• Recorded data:

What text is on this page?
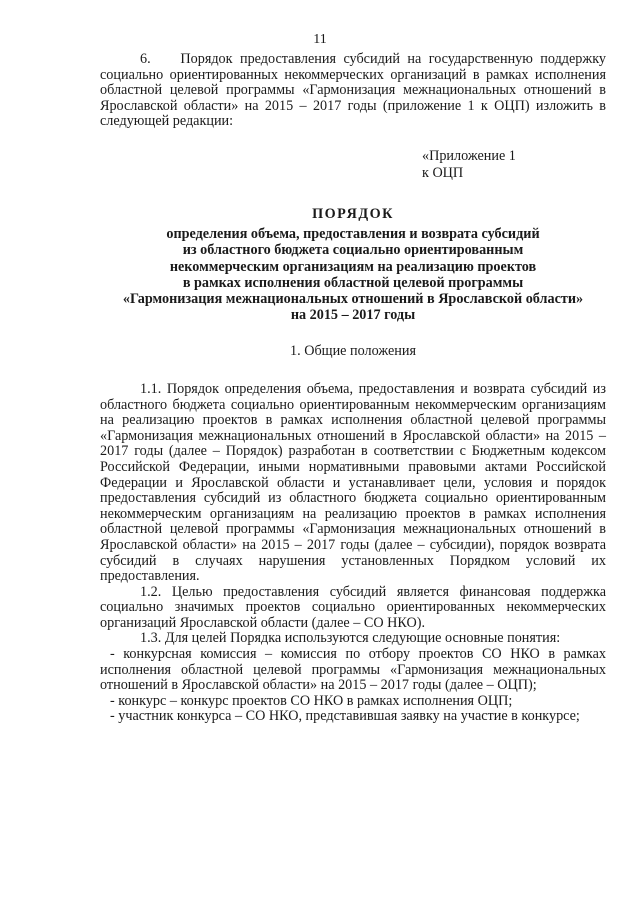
11

6.    Порядок предоставления субсидий на государственную поддержку социально ориентированных некоммерческих организаций в рамках исполнения областной целевой программы «Гармонизация межнациональных отношений в Ярославской области» на 2015 – 2017 годы (приложение 1 к ОЦП) изложить в следующей редакции:

«Приложение 1
к ОЦП
ПОРЯДОК
определения объема, предоставления и возврата субсидий
из областного бюджета социально ориентированным
некоммерческим организациям на реализацию проектов
в рамках исполнения областной целевой программы
«Гармонизация межнациональных отношений в Ярославской области»
на 2015 – 2017 годы
1. Общие положения

1.1. Порядок определения объема, предоставления и возврата субсидий из областного бюджета социально ориентированным некоммерческим организациям на реализацию проектов в рамках исполнения областной целевой программы «Гармонизация межнациональных отношений в Ярославской области» на 2015 – 2017 годы (далее – Порядок) разработан в соответствии с Бюджетным кодексом Российской Федерации, иными нормативными правовыми актами Российской Федерации и Ярославской области и устанавливает цели, условия и порядок предоставления субсидий из областного бюджета социально ориентированным некоммерческим организациям на реализацию проектов в рамках исполнения областной целевой программы «Гармонизация межнациональных отношений в Ярославской области» на 2015 – 2017 годы (далее – субсидии), порядок возврата субсидий в случаях нарушения установленных Порядком условий их предоставления.

1.2. Целью предоставления субсидий является финансовая поддержка социально значимых проектов социально ориентированных некоммерческих организаций Ярославской области (далее – СО НКО).

1.3. Для целей Порядка используются следующие основные понятия:

- конкурсная комиссия – комиссия по отбору проектов СО НКО в рамках исполнения областной целевой программы «Гармонизация межнациональных отношений в Ярославской области» на 2015 – 2017 годы (далее – ОЦП);

- конкурс – конкурс проектов СО НКО в рамках исполнения ОЦП;

- участник конкурса – СО НКО, представившая заявку на участие в конкурсе;
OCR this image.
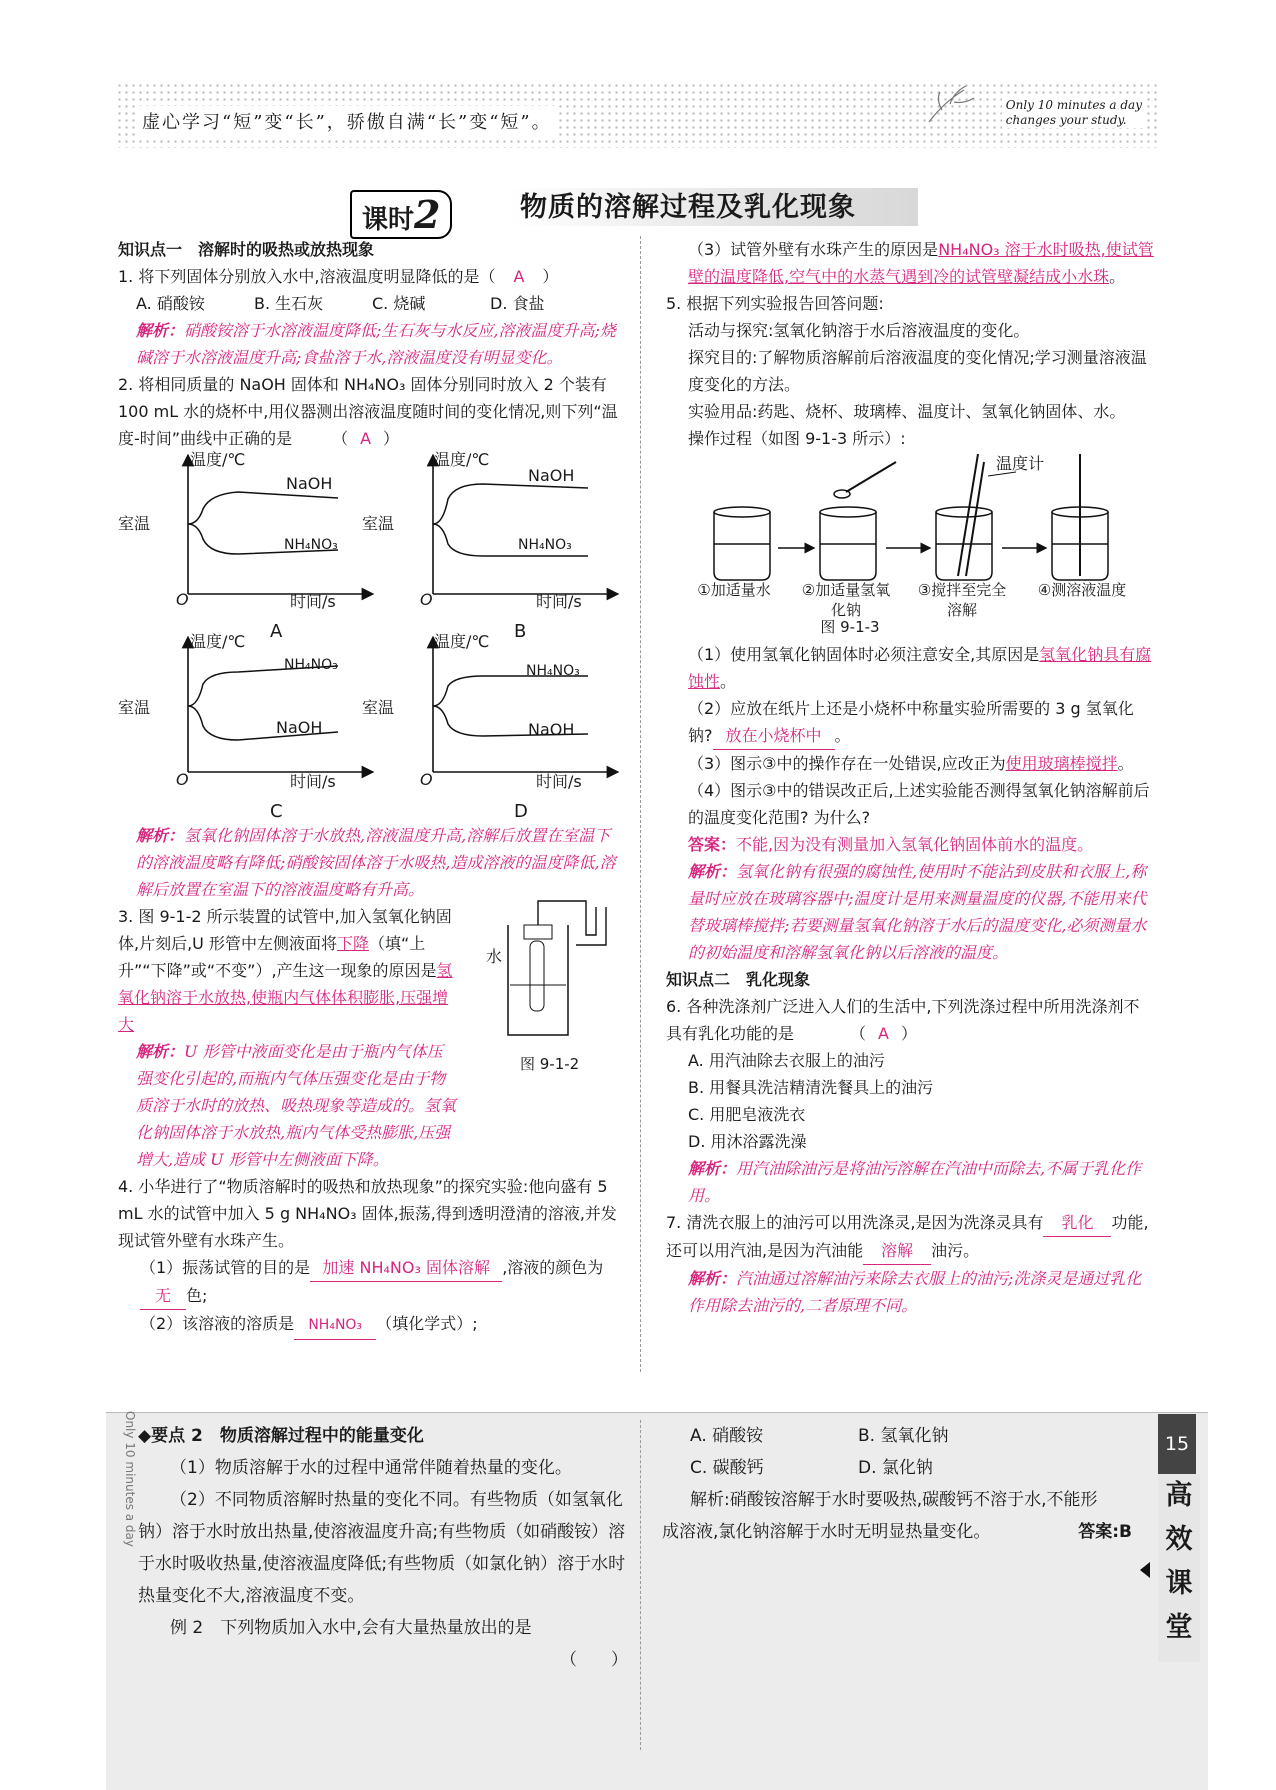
虚心学习“短”变“长”，骄傲自满“长”变“短”。
Only 10 minutes a day
changes your study.
课时2	物质的溶解过程及乳化现象

知识点一　溶解时的吸热或放热现象

1. 将下列固体分别放入水中,溶液温度明显降低的是（ A ）

A. 硝酸铵	B. 生石灰	C. 烧碱	D. 食盐

解析：硝酸铵溶于水溶液温度降低;生石灰与水反应,溶液温度升高;烧碱溶于水溶液温度升高;食盐溶于水,溶液温度没有明显变化。

2. 将相同质量的 NaOH 固体和 NH₄NO₃ 固体分别同时放入 2 个装有 100 mL 水的烧杯中,用仪器测出溶液温度随时间的变化情况,则下列“温度-时间”曲线中正确的是　　　（ A ）

温度/℃
NaOH
NH₄NO₃
室温
O	时间/s
A
温度/℃
NaOH
NH₄NO₃
室温
O	时间/s
B
温度/℃
NH₄NO₃
NaOH
室温
O	时间/s
C
温度/℃
NH₄NO₃
NaOH
室温
O	时间/s
D

解析：氢氧化钠固体溶于水放热,溶液温度升高,溶解后放置在室温下的溶液温度略有降低;硝酸铵固体溶于水吸热,造成溶液的温度降低,溶解后放置在室温下的溶液温度略有升高。

3. 图 9-1-2 所示装置的试管中,加入氢氧化钠固体,片刻后,U 形管中左侧液面将下降（填“上升”“下降”或“不变”）,产生这一现象的原因是氢氧化钠溶于水放热,使瓶内气体体积膨胀,压强增大

水
图 9-1-2

解析：U 形管中液面变化是由于瓶内气体压强变化引起的,而瓶内气体压强变化是由于物质溶于水时的放热、吸热现象等造成的。氢氧化钠固体溶于水放热,瓶内气体受热膨胀,压强增大,造成 U 形管中左侧液面下降。

4. 小华进行了“物质溶解时的吸热和放热现象”的探究实验:他向盛有 5 mL 水的试管中加入 5 g NH₄NO₃ 固体,振荡,得到透明澄清的溶液,并发现试管外壁有水珠产生。

（1）振荡试管的目的是 加速 NH₄NO₃ 固体溶解 ,溶液的颜色为无 色;

（2）该溶液的溶质是 NH₄NO₃ （填化学式）;

（3）试管外壁有水珠产生的原因是NH₄NO₃ 溶于水时吸热,使试管壁的温度降低,空气中的水蒸气遇到冷的试管壁凝结成小水珠。

5. 根据下列实验报告回答问题:

活动与探究:氢氧化钠溶于水后溶液温度的变化。

探究目的:了解物质溶解前后溶液温度的变化情况;学习测量溶液温度变化的方法。

实验用品:药匙、烧杯、玻璃棒、温度计、氢氧化钠固体、水。

操作过程（如图 9-1-3 所示）:

温度计
①加适量水	②加适量氢氧化钠
③搅拌至完全溶解
④测溶液温度

图 9-1-3

（1）使用氢氧化钠固体时必须注意安全,其原因是氢氧化钠具有腐蚀性。

（2）应放在纸片上还是小烧杯中称量实验所需要的 3 g 氢氧化钠? 放在小烧杯中 。

（3）图示③中的操作存在一处错误,应改正为使用玻璃棒搅拌。

（4）图示③中的错误改正后,上述实验能否测得氢氧化钠溶解前后的温度变化范围? 为什么?

答案：不能,因为没有测量加入氢氧化钠固体前水的温度。

解析：氢氧化钠有很强的腐蚀性,使用时不能沾到皮肤和衣服上,称量时应放在玻璃容器中;温度计是用来测量温度的仪器,不能用来代替玻璃棒搅拌;若要测量氢氧化钠溶于水后的温度变化,必须测量水的初始温度和溶解氢氧化钠以后溶液的温度。

知识点二　乳化现象

6. 各种洗涤剂广泛进入人们的生活中,下列洗涤过程中所用洗涤剂不具有乳化功能的是　　　　（ A ）

A. 用汽油除去衣服上的油污

B. 用餐具洗洁精清洗餐具上的油污

C. 用肥皂液洗衣

D. 用沐浴露洗澡

解析：用汽油除油污是将油污溶解在汽油中而除去,不属于乳化作用。

7. 清洗衣服上的油污可以用洗涤灵,是因为洗涤灵具有 乳化 功能,还可以用汽油,是因为汽油能 溶解 油污。

解析：汽油通过溶解油污来除去衣服上的油污;洗涤灵是通过乳化作用除去油污的,二者原理不同。

Only 10 minutes a day ◆要点 2　物质溶解过程中的能量变化

（1）物质溶解于水的过程中通常伴随着热量的变化。

（2）不同物质溶解时热量的变化不同。有些物质（如氢氧化钠）溶于水时放出热量,使溶液温度升高;有些物质（如硝酸铵）溶于水时吸收热量,使溶液温度降低;有些物质（如氯化钠）溶于水时热量变化不大,溶液温度不变。

例 2　下列物质加入水中,会有大量热量放出的是

（　　）

A. 硝酸铵	B. 氢氧化钠

C. 碳酸钙	D. 氯化钠

解析:硝酸铵溶解于水时要吸热,碳酸钙不溶于水,不能形成溶液,氯化钠溶解于水时无明显热量变化。	答案:B

15
高
效
课
堂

• Required task: Lines holding the word "объема" in the entries above are the ones to pull out. Copy them all.

• Completed exercise:
определения объема, предоставления и возврата субсидий
1.1. Порядок определения объема, предоставления и возврата субсидий из областного бюджета социально ориентированным некоммерческим организациям на реализацию проектов в рамках исполнения областной целевой программы «Гармонизация межнациональных отношений в Ярославской области» на 2015 – 2017 годы (далее – Порядок) разработан в соответствии с Бюджетным кодексом Российской Федерации, иными нормативными правовыми актами Российской Федерации и Ярославской области и устанавливает цели, условия и порядок предоставления субсидий из областного бюджета социально ориентированным некоммерческим организациям на реализацию проектов в рамках исполнения областной целевой программы «Гармонизация межнациональных отношений в Ярославской области» на 2015 – 2017 годы (далее – субсидии), порядок возврата субсидий в случаях нарушения установленных Порядком условий их предоставления.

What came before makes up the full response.